• **WHAT THE TASK ASKS**: Pick up the news report below on the Supreme Court's ruling about deadly force against fleeing suspects and continue it from its final sentence.

• **TEXT BLOCK**:
The Supreme Court, striking down laws in 21 states that give police wide discretion to shoot fleeing suspects, ruled Wednesday that an officer may not use deadly force to stop burglars or other unarmed suspects unless they pose a serious danger to authorities or others.
By a vote of 6 to 3, a sharply divided court held unconstitutional the provisions of a Tennessee law authorizing police to use “all necessary means” to apprehend escaping suspects.
“Where a suspect poses no immediate threat to the officer and no threat to others, the harm resulting from failing to apprehend him does not justify the use of deadly force to do so,” Justice Byron R. White wrote for the court.
The justices cited a slowly growing trend away from the centuries-old common law rule allowing policemen to pursue and, if necessary, kill all fleeing suspects as a last resort. Now, they noted, most of the nation’s police departments and several states bar deadly force unless the suspect has committed or threatens to commit a serious violent crime. In California, court rulings have prohibited deadly force.
The court denied that its ruling would hamper law enforcement, saying there is no evidence of an increase in crime in jurisdictions that already limit deadly force.
But, in an outspoken dissent, Justice Sandra Day O’Connor, joined by Chief Justice Warren E. Burger and Justice William H. Rehnquist, said that the court majority was disregarding the dangers involved in residential break-ins--and effectively creating a “constitutional right” for burglary suspects to flee from the scene of the crime.

• **MATERIAL PROVIDED**:
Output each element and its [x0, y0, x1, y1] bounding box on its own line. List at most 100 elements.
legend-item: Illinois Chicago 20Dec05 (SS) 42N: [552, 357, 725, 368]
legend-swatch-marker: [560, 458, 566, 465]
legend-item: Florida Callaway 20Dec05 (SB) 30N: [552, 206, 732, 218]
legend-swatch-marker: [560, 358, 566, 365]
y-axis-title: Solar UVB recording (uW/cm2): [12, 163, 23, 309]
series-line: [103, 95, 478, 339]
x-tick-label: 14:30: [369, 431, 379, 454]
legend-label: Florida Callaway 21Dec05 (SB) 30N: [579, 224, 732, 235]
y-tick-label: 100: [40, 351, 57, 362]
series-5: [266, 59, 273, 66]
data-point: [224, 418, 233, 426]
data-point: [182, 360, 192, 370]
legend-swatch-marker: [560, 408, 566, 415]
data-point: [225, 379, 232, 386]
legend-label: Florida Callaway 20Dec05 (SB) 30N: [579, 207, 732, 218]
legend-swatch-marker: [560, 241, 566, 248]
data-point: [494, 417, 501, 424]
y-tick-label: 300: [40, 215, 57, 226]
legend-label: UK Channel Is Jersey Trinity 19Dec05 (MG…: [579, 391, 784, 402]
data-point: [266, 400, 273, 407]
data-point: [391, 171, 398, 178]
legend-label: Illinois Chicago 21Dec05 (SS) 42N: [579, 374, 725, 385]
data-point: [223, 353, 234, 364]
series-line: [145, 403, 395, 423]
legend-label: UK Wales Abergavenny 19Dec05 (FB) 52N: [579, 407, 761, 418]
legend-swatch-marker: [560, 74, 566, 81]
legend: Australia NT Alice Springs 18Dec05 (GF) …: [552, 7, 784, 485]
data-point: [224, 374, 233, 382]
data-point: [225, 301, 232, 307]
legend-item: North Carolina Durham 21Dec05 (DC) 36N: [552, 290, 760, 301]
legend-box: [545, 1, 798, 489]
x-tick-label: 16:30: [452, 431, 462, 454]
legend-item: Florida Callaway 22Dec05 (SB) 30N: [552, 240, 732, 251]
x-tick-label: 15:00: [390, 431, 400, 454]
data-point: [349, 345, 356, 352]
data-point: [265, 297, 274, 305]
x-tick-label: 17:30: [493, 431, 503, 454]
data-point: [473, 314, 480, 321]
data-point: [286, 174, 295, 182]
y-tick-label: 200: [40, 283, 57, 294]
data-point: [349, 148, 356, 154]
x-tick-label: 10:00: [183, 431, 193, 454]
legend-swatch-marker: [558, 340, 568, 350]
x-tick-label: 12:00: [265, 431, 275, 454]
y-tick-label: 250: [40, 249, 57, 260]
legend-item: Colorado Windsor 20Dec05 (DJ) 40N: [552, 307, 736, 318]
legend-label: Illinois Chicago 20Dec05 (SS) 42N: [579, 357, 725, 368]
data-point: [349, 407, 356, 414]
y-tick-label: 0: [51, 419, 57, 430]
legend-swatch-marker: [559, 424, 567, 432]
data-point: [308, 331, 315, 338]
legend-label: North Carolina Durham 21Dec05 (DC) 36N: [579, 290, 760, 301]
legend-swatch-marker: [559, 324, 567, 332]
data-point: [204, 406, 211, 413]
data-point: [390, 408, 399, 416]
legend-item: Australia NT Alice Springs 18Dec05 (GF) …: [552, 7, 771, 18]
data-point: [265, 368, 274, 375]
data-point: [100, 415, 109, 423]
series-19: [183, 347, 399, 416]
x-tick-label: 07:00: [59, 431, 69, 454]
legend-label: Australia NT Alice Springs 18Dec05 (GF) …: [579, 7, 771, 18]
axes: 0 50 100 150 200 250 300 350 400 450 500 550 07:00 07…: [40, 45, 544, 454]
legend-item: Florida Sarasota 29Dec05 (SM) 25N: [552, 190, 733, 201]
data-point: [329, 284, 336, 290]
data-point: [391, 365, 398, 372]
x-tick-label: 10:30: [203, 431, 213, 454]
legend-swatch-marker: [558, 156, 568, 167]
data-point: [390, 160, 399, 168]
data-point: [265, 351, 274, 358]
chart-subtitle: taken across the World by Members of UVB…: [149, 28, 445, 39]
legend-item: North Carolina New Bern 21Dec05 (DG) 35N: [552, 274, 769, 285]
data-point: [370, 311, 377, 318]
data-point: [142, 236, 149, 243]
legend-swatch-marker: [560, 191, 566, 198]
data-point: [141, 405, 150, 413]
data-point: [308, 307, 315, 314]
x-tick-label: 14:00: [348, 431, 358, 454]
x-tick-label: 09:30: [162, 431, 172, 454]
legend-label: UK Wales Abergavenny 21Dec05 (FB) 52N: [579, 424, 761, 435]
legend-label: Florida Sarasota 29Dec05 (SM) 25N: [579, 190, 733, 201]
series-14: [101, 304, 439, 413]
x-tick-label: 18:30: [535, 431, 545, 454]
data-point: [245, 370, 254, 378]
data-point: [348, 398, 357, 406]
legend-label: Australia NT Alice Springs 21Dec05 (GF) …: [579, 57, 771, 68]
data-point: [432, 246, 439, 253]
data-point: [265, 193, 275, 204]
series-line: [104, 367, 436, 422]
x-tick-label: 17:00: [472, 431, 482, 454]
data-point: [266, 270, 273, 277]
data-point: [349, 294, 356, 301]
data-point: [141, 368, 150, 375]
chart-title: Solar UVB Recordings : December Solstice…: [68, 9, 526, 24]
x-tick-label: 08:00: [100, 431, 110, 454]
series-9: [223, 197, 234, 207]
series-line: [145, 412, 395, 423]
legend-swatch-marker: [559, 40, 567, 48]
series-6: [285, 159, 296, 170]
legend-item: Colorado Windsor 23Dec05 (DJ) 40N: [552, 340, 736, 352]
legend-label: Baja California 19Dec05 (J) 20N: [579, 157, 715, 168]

• **EXERCISE OUTPUT**:
2.8 Million Rapes
O’Connor noted a study showing that, over a recent 10-year period, about 2.8 million rapes, assaults and other violent crimes were committed during home burglaries in the United States.
“Because burglary is a serious and dangerous felony, the public interest in the prevention and detection of the crime is of compelling importance,” O’Connor said. The use of deadly force as a last resort to stop a suspect in a nighttime burglary is not unreasonable under the Constitution, she concluded.
A spokesman for the Los Angeles Police Department said that the ruling will have no impact on the department. “It’s really no big deal,” officer Margie Mastro said. “What the Supreme Court said falls right in line with our policy.”
The case before the court (Tennessee vs. Garner, 83-1035) involved the fatal shooting of 15-year-old Edward Eugene Garner, an unarmed eighth-grader who ignored a policeman’s command to halt at the scene of a nighttime burglary in Memphis in 1974.
The youth was shot in the head as he ran and jumped to the top of a six-foot-high chain-link fence in back of the home. The officer who fired the shot said later that he was “reasonably sure” the boy was unarmed--but that he also thought he would not be able to scale the fence and then catch the suspect.
Garner’s father brought a civil rights suit seeking damages, asserting violations of his son’s constitutional rights. City officials and police defended the shooting as justifiable under the circumstances, citing the Tennessee law.
A federal appeals court in Cincinnati ruled the law unconstitutional--and the justices agreed Wednesday insofar as it authorized the use of deadly force against unarmed and non-dangerous fleeing suspects like Garner.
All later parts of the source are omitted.